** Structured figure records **

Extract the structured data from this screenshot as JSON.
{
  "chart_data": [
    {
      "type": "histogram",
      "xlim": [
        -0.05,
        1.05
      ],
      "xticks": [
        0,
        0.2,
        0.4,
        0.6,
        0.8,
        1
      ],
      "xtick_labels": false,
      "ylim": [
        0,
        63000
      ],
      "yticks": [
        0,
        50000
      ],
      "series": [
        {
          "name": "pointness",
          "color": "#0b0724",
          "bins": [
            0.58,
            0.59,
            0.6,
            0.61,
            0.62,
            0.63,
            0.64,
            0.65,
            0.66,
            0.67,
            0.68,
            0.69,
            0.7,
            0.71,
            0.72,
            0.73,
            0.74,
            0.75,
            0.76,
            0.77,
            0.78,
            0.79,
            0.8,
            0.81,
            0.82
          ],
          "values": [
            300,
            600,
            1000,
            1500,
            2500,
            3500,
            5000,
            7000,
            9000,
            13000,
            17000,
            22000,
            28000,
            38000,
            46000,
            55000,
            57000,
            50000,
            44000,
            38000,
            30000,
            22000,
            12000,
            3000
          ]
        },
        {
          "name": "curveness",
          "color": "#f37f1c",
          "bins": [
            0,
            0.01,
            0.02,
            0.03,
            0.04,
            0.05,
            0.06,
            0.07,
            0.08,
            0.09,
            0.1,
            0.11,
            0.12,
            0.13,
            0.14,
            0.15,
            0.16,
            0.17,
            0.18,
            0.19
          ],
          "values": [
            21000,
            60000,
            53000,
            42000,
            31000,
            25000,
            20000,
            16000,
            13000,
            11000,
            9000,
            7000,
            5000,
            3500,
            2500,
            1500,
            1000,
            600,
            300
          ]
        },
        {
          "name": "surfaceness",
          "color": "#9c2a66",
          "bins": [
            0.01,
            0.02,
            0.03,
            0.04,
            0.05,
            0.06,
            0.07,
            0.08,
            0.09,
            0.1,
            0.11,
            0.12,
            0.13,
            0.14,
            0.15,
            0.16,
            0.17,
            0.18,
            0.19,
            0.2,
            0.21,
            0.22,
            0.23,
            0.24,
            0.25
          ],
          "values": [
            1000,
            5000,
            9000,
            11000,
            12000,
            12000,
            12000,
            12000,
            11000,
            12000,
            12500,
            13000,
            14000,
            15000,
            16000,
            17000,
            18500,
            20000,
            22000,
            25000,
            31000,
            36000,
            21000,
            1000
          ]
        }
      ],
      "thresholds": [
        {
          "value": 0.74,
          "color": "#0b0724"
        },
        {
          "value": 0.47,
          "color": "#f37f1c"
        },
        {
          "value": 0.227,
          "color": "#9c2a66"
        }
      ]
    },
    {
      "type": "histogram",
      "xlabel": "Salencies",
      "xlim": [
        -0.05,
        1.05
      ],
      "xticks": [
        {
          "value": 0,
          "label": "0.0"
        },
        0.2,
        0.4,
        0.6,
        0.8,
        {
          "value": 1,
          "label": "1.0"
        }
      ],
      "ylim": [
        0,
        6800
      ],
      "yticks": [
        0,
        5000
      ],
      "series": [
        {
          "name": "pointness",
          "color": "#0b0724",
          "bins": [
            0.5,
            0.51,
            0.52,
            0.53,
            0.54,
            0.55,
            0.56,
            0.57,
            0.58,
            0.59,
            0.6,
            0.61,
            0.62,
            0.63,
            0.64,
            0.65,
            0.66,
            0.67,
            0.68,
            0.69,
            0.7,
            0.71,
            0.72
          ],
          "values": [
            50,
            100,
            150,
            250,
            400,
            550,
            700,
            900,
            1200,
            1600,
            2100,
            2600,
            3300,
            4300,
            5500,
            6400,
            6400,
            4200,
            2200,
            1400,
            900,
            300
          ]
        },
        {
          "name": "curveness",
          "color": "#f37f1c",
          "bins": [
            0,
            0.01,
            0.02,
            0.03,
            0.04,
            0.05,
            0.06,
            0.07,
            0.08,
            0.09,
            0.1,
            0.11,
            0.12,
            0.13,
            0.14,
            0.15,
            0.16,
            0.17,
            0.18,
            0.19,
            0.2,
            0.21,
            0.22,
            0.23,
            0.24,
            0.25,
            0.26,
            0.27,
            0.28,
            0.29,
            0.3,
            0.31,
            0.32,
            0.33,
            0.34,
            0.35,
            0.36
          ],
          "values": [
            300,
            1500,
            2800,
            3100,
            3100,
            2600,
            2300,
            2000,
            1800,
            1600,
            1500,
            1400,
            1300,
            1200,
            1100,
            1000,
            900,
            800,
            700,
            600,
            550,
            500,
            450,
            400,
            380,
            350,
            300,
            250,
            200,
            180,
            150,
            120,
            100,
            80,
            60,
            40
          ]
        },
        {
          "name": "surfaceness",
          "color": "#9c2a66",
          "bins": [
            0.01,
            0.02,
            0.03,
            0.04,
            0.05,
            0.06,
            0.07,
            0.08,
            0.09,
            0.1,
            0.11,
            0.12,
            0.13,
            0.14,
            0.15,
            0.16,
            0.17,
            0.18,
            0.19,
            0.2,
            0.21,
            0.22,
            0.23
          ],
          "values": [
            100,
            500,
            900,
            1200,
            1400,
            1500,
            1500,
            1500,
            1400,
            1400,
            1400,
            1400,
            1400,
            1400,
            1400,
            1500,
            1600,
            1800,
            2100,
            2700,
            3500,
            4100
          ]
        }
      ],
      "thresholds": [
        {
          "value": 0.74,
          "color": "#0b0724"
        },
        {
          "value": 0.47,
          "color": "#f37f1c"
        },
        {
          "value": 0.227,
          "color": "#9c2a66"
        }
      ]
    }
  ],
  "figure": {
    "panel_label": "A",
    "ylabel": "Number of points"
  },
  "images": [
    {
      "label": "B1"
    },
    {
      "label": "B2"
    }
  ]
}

** What the task requires **
Go through the material above line by line and copy it exactly.

** Answer for this exercise **
Extract the structured data from this screenshot as JSON.
{
  "chart_data": [
    {
      "type": "histogram",
      "xlim": [
        -0.05,
        1.05
      ],
      "xticks": [
        0,
        0.2,
        0.4,
        0.6,
        0.8,
        1
      ],
      "xtick_labels": false,
      "ylim": [
        0,
        63000
      ],
      "yticks": [
        0,
        50000
      ],
      "series": [
        {
          "name": "pointness",
          "color": "#0b0724",
          "bins": [
            0.58,
            0.59,
            0.6,
            0.61,
            0.62,
            0.63,
            0.64,
            0.65,
            0.66,
            0.67,
            0.68,
            0.69,
            0.7,
            0.71,
            0.72,
            0.73,
            0.74,
            0.75,
            0.76,
            0.77,
            0.78,
            0.79,
            0.8,
            0.81,
            0.82
          ],
          "values": [
            300,
            600,
            1000,
            1500,
            2500,
            3500,
            5000,
            7000,
            9000,
            13000,
            17000,
            22000,
            28000,
            38000,
            46000,
            55000,
            57000,
            50000,
            44000,
            38000,
            30000,
            22000,
            12000,
            3000
          ]
        },
        {
          "name": "curveness",
          "color": "#f37f1c",
          "bins": [
            0,
            0.01,
            0.02,
            0.03,
            0.04,
            0.05,
            0.06,
            0.07,
            0.08,
            0.09,
            0.1,
            0.11,
            0.12,
            0.13,
            0.14,
            0.15,
            0.16,
            0.17,
            0.18,
            0.19
          ],
          "values": [
            21000,
            60000,
            53000,
            42000,
            31000,
            25000,
            20000,
            16000,
            13000,
            11000,
            9000,
            7000,
            5000,
            3500,
            2500,
            1500,
            1000,
            600,
            300
          ]
        },
        {
          "name": "surfaceness",
          "color": "#9c2a66",
          "bins": [
            0.01,
            0.02,
            0.03,
            0.04,
            0.05,
            0.06,
            0.07,
            0.08,
            0.09,
            0.1,
            0.11,
            0.12,
            0.13,
            0.14,
            0.15,
            0.16,
            0.17,
            0.18,
            0.19,
            0.2,
            0.21,
            0.22,
            0.23,
            0.24,
            0.25
          ],
          "values": [
            1000,
            5000,
            9000,
            11000,
            12000,
            12000,
            12000,
            12000,
            11000,
            12000,
            12500,
            13000,
            14000,
            15000,
            16000,
            17000,
            18500,
            20000,
            22000,
            25000,
            31000,
            36000,
            21000,
            1000
          ]
        }
      ],
      "thresholds": [
        {
          "value": 0.74,
          "color": "#0b0724"
        },
        {
          "value": 0.47,
          "color": "#f37f1c"
        },
        {
          "value": 0.227,
          "color": "#9c2a66"
        }
      ]
    },
    {
      "type": "histogram",
      "xlabel": "Salencies",
      "xlim": [
        -0.05,
        1.05
      ],
      "xticks": [
        {
          "value": 0,
          "label": "0.0"
        },
        0.2,
        0.4,
        0.6,
        0.8,
        {
          "value": 1,
          "label": "1.0"
        }
      ],
      "ylim": [
        0,
        6800
      ],
      "yticks": [
        0,
        5000
      ],
      "series": [
        {
          "name": "pointness",
          "color": "#0b0724",
          "bins": [
            0.5,
            0.51,
            0.52,
            0.53,
            0.54,
            0.55,
            0.56,
            0.57,
            0.58,
            0.59,
            0.6,
            0.61,
            0.62,
            0.63,
            0.64,
            0.65,
            0.66,
            0.67,
            0.68,
            0.69,
            0.7,
            0.71,
            0.72
          ],
          "values": [
            50,
            100,
            150,
            250,
            400,
            550,
            700,
            900,
            1200,
            1600,
            2100,
            2600,
            3300,
            4300,
            5500,
            6400,
            6400,
            4200,
            2200,
            1400,
            900,
            300
          ]
        },
        {
          "name": "curveness",
          "color": "#f37f1c",
          "bins": [
            0,
            0.01,
            0.02,
            0.03,
            0.04,
            0.05,
            0.06,
            0.07,
            0.08,
            0.09,
            0.1,
            0.11,
            0.12,
            0.13,
            0.14,
            0.15,
            0.16,
            0.17,
            0.18,
            0.19,
            0.2,
            0.21,
            0.22,
            0.23,
            0.24,
            0.25,
            0.26,
            0.27,
            0.28,
            0.29,
            0.3,
            0.31,
            0.32,
            0.33,
            0.34,
            0.35,
            0.36
          ],
          "values": [
            300,
            1500,
            2800,
            3100,
            3100,
            2600,
            2300,
            2000,
            1800,
            1600,
            1500,
            1400,
            1300,
            1200,
            1100,
            1000,
            900,
            800,
            700,
            600,
            550,
            500,
            450,
            400,
            380,
            350,
            300,
            250,
            200,
            180,
            150,
            120,
            100,
            80,
            60,
            40
          ]
        },
        {
          "name": "surfaceness",
          "color": "#9c2a66",
          "bins": [
            0.01,
            0.02,
            0.03,
            0.04,
            0.05,
            0.06,
            0.07,
            0.08,
            0.09,
            0.1,
            0.11,
            0.12,
            0.13,
            0.14,
            0.15,
            0.16,
            0.17,
            0.18,
            0.19,
            0.2,
            0.21,
            0.22,
            0.23
          ],
          "values": [
            100,
            500,
            900,
            1200,
            1400,
            1500,
            1500,
            1500,
            1400,
            1400,
            1400,
            1400,
            1400,
            1400,
            1400,
            1500,
            1600,
            1800,
            2100,
            2700,
            3500,
            4100
          ]
        }
      ],
      "thresholds": [
        {
          "value": 0.74,
          "color": "#0b0724"
        },
        {
          "value": 0.47,
          "color": "#f37f1c"
        },
        {
          "value": 0.227,
          "color": "#9c2a66"
        }
      ]
    }
  ],
  "figure": {
    "panel_label": "A",
    "ylabel": "Number of points"
  },
  "images": [
    {
      "label": "B1"
    },
    {
      "label": "B2"
    }
  ]
}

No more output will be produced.